- [THE PROBLEM]
Would you transcribe all of the data exactly, down to the last character?

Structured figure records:
>> Start
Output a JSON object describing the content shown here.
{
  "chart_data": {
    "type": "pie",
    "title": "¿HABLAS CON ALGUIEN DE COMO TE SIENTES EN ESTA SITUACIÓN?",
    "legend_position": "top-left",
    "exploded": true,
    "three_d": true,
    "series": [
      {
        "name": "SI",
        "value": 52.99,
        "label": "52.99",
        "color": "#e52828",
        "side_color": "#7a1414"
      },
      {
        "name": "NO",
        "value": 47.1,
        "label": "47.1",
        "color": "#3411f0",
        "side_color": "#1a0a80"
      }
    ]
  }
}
>> End
- [OUTPUT BELOW]
Output a JSON object describing the content shown here.
{
  "chart_data": {
    "type": "pie",
    "title": "¿HABLAS CON ALGUIEN DE COMO TE SIENTES EN ESTA SITUACIÓN?",
    "legend_position": "top-left",
    "exploded": true,
    "three_d": true,
    "series": [
      {
        "name": "SI",
        "value": 52.99,
        "label": "52.99",
        "color": "#e52828",
        "side_color": "#7a1414"
      },
      {
        "name": "NO",
        "value": 47.1,
        "label": "47.1",
        "color": "#3411f0",
        "side_color": "#1a0a80"
      }
    ]
  }
}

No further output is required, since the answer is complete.